Problem statement:
Output all of the records exactly as written.

Raw data:
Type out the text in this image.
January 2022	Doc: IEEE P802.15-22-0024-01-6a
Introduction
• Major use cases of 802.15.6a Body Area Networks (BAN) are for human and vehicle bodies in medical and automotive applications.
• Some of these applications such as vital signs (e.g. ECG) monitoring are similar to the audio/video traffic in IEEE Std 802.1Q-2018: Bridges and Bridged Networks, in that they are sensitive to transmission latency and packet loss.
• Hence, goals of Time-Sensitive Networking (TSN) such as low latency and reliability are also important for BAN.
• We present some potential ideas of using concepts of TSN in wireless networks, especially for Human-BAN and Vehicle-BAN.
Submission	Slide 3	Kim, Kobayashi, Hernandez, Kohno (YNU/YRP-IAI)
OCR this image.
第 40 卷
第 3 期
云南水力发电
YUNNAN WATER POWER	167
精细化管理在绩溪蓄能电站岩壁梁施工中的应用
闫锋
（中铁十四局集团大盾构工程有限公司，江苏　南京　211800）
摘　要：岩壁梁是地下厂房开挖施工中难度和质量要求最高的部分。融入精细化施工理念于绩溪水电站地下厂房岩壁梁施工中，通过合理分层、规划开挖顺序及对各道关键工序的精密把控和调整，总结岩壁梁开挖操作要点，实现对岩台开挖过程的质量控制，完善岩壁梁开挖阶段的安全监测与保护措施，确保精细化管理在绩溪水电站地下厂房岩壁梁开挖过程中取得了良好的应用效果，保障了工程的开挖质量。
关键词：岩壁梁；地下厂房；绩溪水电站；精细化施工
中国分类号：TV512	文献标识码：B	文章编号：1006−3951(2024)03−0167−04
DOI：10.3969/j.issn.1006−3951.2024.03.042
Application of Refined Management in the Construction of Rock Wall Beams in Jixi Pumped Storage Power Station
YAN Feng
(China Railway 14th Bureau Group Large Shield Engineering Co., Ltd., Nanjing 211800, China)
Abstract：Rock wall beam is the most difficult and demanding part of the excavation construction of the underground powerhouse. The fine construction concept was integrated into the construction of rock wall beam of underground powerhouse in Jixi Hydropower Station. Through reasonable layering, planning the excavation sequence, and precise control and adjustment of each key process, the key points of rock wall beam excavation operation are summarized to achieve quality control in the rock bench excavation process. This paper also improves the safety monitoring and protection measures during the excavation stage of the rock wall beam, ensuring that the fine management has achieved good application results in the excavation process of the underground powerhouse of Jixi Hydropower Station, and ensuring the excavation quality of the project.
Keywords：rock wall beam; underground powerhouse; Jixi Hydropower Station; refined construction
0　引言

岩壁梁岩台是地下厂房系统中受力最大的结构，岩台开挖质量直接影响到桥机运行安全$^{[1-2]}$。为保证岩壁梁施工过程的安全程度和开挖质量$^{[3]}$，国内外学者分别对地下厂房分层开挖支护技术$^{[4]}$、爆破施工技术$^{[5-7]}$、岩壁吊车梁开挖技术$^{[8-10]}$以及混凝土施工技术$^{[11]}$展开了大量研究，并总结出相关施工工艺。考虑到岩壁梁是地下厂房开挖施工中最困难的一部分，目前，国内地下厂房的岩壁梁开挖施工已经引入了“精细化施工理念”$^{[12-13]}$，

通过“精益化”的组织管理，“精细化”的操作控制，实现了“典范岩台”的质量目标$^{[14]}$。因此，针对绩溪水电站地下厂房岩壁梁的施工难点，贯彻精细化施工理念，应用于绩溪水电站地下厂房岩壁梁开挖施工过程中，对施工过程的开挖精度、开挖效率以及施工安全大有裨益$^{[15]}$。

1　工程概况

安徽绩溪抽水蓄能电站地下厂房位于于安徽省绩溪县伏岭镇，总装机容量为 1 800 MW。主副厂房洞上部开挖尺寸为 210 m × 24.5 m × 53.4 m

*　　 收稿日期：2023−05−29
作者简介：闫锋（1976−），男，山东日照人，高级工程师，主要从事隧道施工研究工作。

Output of the exercise:
Type out the text in this image.
January 2022	Doc: IEEE P802.15-22-0024-01-6a
Introduction
• Major use cases of 802.15.6a Body Area Networks (BAN) are for human and vehicle bodies in medical and automotive applications.
• Some of these applications such as vital signs (e.g. ECG) monitoring are similar to the audio/video traffic in IEEE Std 802.1Q-2018: Bridges and Bridged Networks, in that they are sensitive to transmission latency and packet loss.
• Hence, goals of Time-Sensitive Networking (TSN) such as low latency and reliability are also important for BAN.
• We present some potential ideas of using concepts of TSN in wireless networks, especially for Human-BAN and Vehicle-BAN.
Submission	Slide 3	Kim, Kobayashi, Hernandez, Kohno (YNU/YRP-IAI)
OCR this image.
第 40 卷
第 3 期
云南水力发电
YUNNAN WATER POWER	167
精细化管理在绩溪蓄能电站岩壁梁施工中的应用
闫锋
（中铁十四局集团大盾构工程有限公司，江苏　南京　211800）
摘　要：岩壁梁是地下厂房开挖施工中难度和质量要求最高的部分。融入精细化施工理念于绩溪水电站地下厂房岩壁梁施工中，通过合理分层、规划开挖顺序及对各道关键工序的精密把控和调整，总结岩壁梁开挖操作要点，实现对岩台开挖过程的质量控制，完善岩壁梁开挖阶段的安全监测与保护措施，确保精细化管理在绩溪水电站地下厂房岩壁梁开挖过程中取得了良好的应用效果，保障了工程的开挖质量。
关键词：岩壁梁；地下厂房；绩溪水电站；精细化施工
中国分类号：TV512	文献标识码：B	文章编号：1006−3951(2024)03−0167−04
DOI：10.3969/j.issn.1006−3951.2024.03.042
Application of Refined Management in the Construction of Rock Wall Beams in Jixi Pumped Storage Power Station
YAN Feng
(China Railway 14th Bureau Group Large Shield Engineering Co., Ltd., Nanjing 211800, China)
Abstract：Rock wall beam is the most difficult and demanding part of the excavation construction of the underground powerhouse. The fine construction concept was integrated into the construction of rock wall beam of underground powerhouse in Jixi Hydropower Station. Through reasonable layering, planning the excavation sequence, and precise control and adjustment of each key process, the key points of rock wall beam excavation operation are summarized to achieve quality control in the rock bench excavation process. This paper also improves the safety monitoring and protection measures during the excavation stage of the rock wall beam, ensuring that the fine management has achieved good application results in the excavation process of the underground powerhouse of Jixi Hydropower Station, and ensuring the excavation quality of the project.
Keywords：rock wall beam; underground powerhouse; Jixi Hydropower Station; refined construction
0　引言

岩壁梁岩台是地下厂房系统中受力最大的结构，岩台开挖质量直接影响到桥机运行安全$^{[1-2]}$。为保证岩壁梁施工过程的安全程度和开挖质量$^{[3]}$，国内外学者分别对地下厂房分层开挖支护技术$^{[4]}$、爆破施工技术$^{[5-7]}$、岩壁吊车梁开挖技术$^{[8-10]}$以及混凝土施工技术$^{[11]}$展开了大量研究，并总结出相关施工工艺。考虑到岩壁梁是地下厂房开挖施工中最困难的一部分，目前，国内地下厂房的岩壁梁开挖施工已经引入了“精细化施工理念”$^{[12-13]}$，

通过“精益化”的组织管理，“精细化”的操作控制，实现了“典范岩台”的质量目标$^{[14]}$。因此，针对绩溪水电站地下厂房岩壁梁的施工难点，贯彻精细化施工理念，应用于绩溪水电站地下厂房岩壁梁开挖施工过程中，对施工过程的开挖精度、开挖效率以及施工安全大有裨益$^{[15]}$。

1　工程概况

安徽绩溪抽水蓄能电站地下厂房位于于安徽省绩溪县伏岭镇，总装机容量为 1 800 MW。主副厂房洞上部开挖尺寸为 210 m × 24.5 m × 53.4 m

*　　 收稿日期：2023−05−29
作者简介：闫锋（1976−），男，山东日照人，高级工程师，主要从事隧道施工研究工作。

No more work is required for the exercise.